**What the exercise asks**
Looking at the listing, state how many of its lines contain the string "mean". Write only the number.

**The data**
........
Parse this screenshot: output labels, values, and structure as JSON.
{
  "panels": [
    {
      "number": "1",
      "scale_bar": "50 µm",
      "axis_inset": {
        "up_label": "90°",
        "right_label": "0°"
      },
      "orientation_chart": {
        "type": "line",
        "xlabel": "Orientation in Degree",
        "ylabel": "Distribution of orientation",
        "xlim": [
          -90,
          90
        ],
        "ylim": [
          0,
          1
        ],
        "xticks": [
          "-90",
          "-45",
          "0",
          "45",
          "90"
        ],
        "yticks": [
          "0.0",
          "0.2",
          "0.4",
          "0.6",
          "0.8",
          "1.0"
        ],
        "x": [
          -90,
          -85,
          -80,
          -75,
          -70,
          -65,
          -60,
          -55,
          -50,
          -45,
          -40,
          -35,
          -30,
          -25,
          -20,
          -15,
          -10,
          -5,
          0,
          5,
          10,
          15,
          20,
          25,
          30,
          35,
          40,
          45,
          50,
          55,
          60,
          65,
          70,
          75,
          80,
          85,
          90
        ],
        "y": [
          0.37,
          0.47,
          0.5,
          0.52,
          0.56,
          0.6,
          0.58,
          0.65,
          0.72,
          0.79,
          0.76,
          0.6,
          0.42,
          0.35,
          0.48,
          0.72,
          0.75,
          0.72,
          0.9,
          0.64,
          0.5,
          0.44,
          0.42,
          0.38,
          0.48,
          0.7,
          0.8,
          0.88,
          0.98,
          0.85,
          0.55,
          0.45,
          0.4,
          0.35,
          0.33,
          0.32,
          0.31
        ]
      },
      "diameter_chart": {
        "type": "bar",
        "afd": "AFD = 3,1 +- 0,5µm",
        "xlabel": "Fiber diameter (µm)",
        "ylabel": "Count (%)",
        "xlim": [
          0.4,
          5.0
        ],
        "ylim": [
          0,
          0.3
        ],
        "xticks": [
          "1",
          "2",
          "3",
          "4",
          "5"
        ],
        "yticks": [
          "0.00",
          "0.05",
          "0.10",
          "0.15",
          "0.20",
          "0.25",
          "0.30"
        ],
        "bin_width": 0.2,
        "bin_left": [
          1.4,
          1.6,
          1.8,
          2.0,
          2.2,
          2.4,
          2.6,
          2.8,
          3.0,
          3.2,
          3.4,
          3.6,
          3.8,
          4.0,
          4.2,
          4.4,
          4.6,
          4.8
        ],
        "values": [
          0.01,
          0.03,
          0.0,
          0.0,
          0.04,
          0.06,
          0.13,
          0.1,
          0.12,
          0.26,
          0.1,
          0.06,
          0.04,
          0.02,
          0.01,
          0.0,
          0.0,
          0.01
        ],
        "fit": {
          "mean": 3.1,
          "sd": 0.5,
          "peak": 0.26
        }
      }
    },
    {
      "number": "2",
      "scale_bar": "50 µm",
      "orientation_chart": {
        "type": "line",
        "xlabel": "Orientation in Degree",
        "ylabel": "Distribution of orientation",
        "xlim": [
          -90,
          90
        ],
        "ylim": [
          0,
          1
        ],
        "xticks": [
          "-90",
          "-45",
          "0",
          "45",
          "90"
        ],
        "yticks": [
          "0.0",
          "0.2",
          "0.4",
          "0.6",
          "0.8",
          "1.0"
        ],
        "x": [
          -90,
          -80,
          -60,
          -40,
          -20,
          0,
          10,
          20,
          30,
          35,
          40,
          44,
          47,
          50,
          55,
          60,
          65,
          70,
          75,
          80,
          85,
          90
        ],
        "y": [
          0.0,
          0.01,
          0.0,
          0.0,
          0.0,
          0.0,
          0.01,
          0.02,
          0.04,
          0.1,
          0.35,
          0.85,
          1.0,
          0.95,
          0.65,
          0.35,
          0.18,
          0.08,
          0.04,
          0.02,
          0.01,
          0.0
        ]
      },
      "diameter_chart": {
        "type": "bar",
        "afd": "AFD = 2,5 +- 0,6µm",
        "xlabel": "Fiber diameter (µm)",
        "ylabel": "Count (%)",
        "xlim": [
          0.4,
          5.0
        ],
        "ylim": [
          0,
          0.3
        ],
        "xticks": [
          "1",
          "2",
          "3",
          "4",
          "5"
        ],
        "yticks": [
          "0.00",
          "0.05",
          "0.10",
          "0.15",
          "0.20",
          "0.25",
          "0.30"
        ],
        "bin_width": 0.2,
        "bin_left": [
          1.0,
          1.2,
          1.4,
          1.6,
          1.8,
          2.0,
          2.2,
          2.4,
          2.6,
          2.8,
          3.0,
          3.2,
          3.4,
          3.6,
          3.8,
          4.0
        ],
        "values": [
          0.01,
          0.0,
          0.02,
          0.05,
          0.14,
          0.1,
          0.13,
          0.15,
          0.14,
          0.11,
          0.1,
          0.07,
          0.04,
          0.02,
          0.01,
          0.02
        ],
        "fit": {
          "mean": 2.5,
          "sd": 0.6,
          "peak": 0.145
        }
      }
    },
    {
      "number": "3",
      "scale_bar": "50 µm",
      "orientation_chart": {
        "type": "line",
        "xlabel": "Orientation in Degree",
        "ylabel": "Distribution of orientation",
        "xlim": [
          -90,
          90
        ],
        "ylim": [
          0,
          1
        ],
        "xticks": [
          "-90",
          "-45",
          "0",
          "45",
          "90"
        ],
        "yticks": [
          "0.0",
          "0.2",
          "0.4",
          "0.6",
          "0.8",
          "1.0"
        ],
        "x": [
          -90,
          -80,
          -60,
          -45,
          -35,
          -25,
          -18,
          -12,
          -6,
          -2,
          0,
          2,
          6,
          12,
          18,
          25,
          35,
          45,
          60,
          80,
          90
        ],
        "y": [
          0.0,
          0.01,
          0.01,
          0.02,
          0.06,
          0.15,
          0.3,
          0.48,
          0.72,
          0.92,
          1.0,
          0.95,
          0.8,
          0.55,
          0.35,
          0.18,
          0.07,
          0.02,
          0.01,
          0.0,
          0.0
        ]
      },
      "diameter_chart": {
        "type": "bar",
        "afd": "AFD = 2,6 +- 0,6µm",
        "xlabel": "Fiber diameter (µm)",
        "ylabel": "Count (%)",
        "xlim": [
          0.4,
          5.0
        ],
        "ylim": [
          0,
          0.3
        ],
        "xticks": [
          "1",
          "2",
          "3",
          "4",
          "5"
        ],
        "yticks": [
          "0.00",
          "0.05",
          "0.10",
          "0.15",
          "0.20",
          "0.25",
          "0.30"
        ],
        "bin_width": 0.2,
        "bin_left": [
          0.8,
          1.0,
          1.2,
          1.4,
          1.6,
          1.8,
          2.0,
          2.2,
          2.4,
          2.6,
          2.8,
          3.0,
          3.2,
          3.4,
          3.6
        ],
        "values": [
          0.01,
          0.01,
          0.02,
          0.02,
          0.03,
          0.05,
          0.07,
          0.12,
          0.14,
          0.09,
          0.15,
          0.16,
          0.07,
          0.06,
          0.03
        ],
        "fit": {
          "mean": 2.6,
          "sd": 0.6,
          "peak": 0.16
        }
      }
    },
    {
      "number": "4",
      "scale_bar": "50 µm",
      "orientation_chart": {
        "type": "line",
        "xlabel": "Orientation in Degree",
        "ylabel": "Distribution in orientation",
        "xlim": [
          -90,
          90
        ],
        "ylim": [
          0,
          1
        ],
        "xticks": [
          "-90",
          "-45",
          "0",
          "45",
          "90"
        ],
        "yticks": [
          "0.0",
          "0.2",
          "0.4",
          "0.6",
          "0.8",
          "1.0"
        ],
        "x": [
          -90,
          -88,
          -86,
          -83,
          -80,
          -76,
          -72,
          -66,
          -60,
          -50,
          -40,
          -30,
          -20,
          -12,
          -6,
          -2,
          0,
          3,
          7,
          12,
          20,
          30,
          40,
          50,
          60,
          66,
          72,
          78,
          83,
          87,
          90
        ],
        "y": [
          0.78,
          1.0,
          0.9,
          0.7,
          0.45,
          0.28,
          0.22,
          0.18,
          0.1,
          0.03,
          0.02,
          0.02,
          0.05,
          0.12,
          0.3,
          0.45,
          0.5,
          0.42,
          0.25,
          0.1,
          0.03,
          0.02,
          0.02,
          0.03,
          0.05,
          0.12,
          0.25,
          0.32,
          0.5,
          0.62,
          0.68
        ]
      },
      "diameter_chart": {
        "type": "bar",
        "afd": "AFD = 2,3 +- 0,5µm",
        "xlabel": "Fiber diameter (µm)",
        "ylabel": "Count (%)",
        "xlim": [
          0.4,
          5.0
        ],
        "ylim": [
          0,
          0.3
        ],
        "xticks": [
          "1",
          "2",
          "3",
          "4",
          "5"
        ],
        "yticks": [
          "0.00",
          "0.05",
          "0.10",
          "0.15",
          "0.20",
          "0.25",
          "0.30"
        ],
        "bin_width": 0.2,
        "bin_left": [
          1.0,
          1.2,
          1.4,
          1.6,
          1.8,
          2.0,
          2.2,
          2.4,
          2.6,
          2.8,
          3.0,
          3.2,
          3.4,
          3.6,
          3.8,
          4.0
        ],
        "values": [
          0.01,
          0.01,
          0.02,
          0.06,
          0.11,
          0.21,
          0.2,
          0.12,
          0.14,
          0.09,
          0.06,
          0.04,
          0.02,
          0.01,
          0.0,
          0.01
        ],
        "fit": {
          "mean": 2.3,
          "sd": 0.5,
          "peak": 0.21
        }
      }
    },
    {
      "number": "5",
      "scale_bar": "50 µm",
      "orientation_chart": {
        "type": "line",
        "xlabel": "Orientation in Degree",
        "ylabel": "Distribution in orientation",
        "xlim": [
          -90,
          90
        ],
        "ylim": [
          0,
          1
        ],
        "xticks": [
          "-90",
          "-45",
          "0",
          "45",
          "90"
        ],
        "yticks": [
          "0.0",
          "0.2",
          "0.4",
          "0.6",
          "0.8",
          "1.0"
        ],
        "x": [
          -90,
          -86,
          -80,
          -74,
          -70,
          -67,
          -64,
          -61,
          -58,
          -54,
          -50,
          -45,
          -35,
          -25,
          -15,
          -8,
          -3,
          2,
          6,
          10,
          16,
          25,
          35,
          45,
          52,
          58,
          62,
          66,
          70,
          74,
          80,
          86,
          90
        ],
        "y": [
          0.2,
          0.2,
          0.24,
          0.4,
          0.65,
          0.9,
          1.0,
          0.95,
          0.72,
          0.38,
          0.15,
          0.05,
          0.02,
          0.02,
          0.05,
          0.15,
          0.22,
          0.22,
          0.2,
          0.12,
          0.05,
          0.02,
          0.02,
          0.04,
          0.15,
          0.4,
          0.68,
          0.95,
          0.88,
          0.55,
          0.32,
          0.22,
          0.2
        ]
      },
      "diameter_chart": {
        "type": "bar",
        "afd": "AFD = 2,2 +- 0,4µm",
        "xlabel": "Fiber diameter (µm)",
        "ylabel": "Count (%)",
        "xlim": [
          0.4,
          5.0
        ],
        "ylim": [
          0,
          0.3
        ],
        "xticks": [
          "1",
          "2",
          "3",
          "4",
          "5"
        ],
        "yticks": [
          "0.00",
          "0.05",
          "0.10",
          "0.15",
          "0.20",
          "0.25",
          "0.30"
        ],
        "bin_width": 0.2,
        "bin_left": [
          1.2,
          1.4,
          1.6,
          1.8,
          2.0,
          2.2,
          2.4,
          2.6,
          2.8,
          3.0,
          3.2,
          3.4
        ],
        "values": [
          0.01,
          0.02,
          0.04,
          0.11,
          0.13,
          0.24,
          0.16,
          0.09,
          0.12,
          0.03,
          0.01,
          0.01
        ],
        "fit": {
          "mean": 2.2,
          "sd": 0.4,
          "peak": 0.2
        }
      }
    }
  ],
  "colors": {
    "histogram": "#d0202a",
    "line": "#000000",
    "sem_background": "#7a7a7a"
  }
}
........
**Solution for this exercise**
5